Data in this exercise:

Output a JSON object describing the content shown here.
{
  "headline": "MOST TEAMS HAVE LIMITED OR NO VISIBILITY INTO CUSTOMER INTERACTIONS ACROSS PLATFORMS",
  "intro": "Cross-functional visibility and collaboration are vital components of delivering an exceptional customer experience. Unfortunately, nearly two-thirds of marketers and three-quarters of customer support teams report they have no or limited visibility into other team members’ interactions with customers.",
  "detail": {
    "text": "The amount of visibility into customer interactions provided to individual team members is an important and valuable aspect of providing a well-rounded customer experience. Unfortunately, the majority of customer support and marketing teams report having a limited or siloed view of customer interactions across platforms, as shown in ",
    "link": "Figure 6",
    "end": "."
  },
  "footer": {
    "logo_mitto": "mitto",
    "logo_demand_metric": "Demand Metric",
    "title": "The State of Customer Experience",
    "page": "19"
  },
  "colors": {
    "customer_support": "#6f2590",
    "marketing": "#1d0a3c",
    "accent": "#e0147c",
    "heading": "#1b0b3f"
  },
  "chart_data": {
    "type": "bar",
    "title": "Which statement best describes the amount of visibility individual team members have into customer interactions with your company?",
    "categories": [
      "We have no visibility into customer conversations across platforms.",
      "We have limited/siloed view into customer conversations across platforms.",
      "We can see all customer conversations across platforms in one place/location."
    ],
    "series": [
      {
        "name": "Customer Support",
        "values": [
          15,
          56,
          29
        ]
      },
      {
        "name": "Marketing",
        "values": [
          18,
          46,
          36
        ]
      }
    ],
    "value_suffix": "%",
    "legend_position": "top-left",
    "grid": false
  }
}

Required work: What is the number of lines in the listing above that contain the string "title"? Give only the number.

Completed exercise: 2